--- DATASET ---

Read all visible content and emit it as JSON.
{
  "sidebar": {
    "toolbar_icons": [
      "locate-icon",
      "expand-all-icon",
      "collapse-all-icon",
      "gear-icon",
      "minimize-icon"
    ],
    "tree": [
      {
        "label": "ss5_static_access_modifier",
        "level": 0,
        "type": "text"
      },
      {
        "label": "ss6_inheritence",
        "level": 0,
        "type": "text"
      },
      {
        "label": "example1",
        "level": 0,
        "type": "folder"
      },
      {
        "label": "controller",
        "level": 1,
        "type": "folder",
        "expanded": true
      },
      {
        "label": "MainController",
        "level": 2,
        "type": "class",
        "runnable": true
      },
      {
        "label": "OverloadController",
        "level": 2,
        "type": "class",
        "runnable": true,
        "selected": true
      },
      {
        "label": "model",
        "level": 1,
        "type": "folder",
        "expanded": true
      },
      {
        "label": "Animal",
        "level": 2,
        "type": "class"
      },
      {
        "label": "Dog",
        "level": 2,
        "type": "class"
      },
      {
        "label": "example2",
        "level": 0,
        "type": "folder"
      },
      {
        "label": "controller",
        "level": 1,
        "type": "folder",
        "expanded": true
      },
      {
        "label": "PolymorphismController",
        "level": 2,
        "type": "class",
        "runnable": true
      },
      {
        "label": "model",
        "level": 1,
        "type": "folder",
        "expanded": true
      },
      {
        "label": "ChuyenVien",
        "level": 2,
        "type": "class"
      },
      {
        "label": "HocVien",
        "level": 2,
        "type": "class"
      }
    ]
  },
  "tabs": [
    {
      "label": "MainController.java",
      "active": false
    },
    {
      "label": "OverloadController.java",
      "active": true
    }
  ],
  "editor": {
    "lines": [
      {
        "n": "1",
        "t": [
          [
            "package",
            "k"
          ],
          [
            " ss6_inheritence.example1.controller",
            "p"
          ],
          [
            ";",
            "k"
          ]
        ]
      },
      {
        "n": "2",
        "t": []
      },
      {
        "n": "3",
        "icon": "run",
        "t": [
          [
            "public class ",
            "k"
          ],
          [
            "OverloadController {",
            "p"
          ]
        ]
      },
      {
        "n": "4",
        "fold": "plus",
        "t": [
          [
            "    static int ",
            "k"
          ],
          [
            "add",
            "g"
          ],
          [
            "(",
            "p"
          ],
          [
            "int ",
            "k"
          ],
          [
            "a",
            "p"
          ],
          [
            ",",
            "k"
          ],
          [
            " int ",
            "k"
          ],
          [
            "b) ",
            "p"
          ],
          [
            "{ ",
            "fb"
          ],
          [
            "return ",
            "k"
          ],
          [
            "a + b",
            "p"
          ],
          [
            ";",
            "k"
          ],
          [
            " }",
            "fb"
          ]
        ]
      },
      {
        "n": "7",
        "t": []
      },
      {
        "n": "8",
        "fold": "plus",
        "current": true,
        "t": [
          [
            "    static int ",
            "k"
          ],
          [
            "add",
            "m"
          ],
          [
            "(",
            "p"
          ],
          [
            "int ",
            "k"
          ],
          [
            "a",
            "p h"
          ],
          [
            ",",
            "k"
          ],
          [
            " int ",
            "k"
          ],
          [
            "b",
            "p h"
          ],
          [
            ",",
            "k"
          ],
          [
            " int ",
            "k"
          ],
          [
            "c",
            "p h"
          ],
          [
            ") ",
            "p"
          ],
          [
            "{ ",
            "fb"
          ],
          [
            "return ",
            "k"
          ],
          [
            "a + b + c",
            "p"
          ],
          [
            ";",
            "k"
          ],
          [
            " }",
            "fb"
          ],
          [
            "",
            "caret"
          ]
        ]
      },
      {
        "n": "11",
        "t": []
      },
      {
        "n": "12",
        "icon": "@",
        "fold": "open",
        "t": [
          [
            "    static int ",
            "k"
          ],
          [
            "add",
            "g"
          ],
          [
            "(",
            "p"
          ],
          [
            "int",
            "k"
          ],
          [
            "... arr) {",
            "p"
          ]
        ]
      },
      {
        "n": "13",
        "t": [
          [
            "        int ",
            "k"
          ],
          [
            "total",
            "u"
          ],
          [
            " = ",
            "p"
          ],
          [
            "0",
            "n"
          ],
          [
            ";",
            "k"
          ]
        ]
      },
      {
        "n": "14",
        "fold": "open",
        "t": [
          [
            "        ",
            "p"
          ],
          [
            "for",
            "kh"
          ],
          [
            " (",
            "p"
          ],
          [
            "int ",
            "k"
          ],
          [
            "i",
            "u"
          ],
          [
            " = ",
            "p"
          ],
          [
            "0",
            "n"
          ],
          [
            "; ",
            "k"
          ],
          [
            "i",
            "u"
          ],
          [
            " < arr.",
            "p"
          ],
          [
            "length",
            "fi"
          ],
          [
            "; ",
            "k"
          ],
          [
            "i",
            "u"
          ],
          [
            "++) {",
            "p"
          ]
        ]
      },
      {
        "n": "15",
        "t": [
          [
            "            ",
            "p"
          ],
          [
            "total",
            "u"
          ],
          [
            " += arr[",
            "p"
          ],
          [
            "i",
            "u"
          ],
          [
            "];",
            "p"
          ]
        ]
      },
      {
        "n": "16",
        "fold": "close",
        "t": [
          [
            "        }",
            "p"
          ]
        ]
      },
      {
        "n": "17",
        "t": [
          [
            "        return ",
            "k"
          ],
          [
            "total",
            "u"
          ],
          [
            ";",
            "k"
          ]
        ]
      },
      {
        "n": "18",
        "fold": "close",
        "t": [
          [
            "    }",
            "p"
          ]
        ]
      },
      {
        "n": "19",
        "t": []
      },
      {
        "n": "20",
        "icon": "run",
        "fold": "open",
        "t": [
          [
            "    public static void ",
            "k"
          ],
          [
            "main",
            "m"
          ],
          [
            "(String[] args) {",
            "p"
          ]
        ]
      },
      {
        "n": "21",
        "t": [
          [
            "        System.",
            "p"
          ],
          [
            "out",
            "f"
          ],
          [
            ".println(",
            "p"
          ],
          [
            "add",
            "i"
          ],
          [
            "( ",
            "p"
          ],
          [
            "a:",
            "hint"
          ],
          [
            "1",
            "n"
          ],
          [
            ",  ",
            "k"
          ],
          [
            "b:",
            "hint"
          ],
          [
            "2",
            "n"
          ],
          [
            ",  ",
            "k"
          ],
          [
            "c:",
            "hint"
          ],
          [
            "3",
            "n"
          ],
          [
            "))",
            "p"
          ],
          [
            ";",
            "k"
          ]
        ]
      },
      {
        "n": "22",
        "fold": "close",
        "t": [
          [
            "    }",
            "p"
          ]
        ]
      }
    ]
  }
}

---

_PROBLEM STATEMENT:_ Return all lines with the word "java" in them.

_EXERCISE ANSWER:_
      "label": "MainController.java",
      "label": "OverloadController.java",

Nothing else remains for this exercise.